— BEGIN SUPPLIED PASSAGE —
It was the winding down of the holiday season. I had set a few things in motion. One of those things was I had books ordered for my Darkened Soul: Witch’s Abyss giveaway. Another one of those things was a new laptop.
As I mentioned in my last blog (‘You Think You Know…What’s to Come…’: A Writer’s Goal for Entering 2019- http://someplace-that-is-else.tumblr.com/post/182330195413/you-think-you-knowwhats-to-come-a), my old laptop appeared to be done. So…I decided to head back to status quo. There were things that I needed for that. One of those things…was a TOSHIBA laptop.
Annnnd it arrived. I was super excited. Now if I only had time to open it. LOL!!!
In any case, I was ready. Once it was ready, I could keep on with my plans. After all, I had books to self-publish.
It was then that I noticed it.
I couldn’t find my recent flash drive.
Ugh.
DENIAL
I ignored it at first.
It was pretty easy to do. While the holiday season was winding down, there was still work for me to do. I really wanted to get back to my normal routine. My routine that involved me getting up, heading to work, heading to the gym, heading to work, and then home. If I was lucky, there would be time to write.
— END SUPPLIED PASSAGE —
— BEGIN SOURCE RECORDS —
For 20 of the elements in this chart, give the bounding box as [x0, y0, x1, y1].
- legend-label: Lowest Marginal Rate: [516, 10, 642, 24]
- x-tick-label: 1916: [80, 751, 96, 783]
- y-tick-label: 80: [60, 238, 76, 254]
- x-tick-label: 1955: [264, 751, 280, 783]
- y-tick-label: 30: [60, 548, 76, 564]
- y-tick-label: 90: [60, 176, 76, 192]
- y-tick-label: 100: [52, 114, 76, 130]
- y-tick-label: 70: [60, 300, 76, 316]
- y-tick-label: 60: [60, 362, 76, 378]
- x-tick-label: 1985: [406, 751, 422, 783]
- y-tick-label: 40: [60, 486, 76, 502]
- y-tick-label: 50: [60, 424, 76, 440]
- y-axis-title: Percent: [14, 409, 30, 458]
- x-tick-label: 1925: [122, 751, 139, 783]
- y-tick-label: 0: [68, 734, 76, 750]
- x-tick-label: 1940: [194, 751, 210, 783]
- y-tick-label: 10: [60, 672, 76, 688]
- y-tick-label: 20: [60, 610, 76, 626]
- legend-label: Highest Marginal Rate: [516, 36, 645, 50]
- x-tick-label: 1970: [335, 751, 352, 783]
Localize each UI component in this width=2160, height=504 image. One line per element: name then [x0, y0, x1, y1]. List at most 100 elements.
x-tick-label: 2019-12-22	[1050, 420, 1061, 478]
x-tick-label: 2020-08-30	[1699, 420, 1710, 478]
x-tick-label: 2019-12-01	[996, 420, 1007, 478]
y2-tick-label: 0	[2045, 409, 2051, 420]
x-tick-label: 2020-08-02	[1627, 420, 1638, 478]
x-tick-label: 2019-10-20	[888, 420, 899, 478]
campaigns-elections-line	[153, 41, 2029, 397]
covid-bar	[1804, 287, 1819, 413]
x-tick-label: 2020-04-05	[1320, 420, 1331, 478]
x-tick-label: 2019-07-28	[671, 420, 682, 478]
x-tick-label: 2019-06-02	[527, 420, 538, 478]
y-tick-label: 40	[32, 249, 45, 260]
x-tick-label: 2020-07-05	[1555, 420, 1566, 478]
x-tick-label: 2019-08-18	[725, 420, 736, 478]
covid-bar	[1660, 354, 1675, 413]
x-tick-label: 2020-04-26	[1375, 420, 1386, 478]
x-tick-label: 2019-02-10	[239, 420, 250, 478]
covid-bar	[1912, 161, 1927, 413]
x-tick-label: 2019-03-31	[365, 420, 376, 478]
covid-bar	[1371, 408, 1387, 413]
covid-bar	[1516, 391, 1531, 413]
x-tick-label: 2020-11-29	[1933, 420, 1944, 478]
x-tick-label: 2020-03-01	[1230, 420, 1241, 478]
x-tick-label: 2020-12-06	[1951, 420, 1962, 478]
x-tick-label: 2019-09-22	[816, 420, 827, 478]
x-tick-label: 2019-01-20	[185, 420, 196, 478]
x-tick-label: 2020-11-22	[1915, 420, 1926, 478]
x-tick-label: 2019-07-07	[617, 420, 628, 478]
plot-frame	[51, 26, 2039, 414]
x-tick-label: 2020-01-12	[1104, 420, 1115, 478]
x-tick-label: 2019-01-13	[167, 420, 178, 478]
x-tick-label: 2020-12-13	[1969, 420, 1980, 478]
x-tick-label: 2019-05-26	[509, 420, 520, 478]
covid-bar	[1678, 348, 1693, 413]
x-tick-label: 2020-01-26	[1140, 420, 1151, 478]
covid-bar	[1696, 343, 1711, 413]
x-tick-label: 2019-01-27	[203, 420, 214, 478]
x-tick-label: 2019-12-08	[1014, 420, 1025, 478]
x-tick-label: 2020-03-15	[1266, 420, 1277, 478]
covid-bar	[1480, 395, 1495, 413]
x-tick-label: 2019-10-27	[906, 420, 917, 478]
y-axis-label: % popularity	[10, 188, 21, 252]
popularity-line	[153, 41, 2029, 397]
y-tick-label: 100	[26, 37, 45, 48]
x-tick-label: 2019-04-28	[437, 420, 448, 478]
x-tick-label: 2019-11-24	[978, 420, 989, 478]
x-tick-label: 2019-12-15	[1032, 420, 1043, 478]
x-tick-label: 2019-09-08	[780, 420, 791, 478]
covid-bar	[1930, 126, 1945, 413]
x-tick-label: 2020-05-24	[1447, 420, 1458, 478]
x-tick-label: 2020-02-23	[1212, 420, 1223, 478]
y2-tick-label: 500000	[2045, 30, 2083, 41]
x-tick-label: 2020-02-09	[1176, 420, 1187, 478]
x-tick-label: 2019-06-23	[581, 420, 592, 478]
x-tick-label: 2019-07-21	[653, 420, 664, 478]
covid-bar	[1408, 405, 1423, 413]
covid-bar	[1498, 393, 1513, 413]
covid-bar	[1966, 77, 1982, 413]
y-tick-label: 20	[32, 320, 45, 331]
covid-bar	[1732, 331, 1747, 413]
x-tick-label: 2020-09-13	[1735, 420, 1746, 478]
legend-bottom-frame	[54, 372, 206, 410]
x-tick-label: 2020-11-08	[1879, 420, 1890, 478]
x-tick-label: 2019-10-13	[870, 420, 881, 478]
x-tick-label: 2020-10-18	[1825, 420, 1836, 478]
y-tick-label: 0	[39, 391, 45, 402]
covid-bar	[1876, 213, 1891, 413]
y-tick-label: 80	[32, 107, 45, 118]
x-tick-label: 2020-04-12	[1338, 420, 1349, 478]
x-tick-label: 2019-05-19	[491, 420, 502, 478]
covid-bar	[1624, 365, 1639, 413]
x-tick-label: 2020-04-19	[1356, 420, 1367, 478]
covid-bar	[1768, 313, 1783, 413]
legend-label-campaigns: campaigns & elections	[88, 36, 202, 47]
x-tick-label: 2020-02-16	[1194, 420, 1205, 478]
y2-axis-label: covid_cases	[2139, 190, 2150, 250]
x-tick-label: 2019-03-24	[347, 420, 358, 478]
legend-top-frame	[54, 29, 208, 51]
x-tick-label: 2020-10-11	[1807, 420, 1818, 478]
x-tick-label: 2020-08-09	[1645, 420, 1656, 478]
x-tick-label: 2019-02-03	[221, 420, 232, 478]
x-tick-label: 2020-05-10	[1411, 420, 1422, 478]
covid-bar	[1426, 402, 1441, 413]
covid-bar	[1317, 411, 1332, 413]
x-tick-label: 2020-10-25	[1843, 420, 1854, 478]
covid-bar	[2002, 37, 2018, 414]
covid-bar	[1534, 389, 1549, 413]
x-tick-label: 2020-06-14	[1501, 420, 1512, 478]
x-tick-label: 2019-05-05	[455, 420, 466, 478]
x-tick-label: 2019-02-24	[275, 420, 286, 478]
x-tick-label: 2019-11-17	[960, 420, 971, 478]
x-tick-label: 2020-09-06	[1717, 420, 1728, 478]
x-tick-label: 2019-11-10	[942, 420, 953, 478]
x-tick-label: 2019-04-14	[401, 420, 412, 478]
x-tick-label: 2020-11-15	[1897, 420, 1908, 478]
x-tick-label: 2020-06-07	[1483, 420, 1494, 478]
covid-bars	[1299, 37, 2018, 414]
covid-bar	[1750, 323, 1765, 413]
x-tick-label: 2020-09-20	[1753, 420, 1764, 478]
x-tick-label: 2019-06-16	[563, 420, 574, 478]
— END SOURCE RECORDS —
■ STATED PROBLEM 1
Can you reproduce the blog excerpt between "It was the winding" and "a new laptop.", inclusive?
■ STATED PROBLEM 2
Can you output only the lines from the start of the rows through the line holding "- y-tick-label: 30: [60, 548, 76, 564]", inclusive, as a JSON list of strings with one string per line and blank lines left out?

■ CORRECT ANSWER 1
It was the winding down of the holiday season. I had set a few things in motion. One of those things was I had books ordered for my Darkened Soul: Witch’s Abyss giveaway. Another one of those things was a new laptop.

■ CORRECT ANSWER 2
[
  "For 20 of the elements in this chart, give the bounding box as [x0, y0, x1, y1].",
  "- legend-label: Lowest Marginal Rate: [516, 10, 642, 24]",
  "- x-tick-label: 1916: [80, 751, 96, 783]",
  "- y-tick-label: 80: [60, 238, 76, 254]",
  "- x-tick-label: 1955: [264, 751, 280, 783]",
  "- y-tick-label: 30: [60, 548, 76, 564]"
]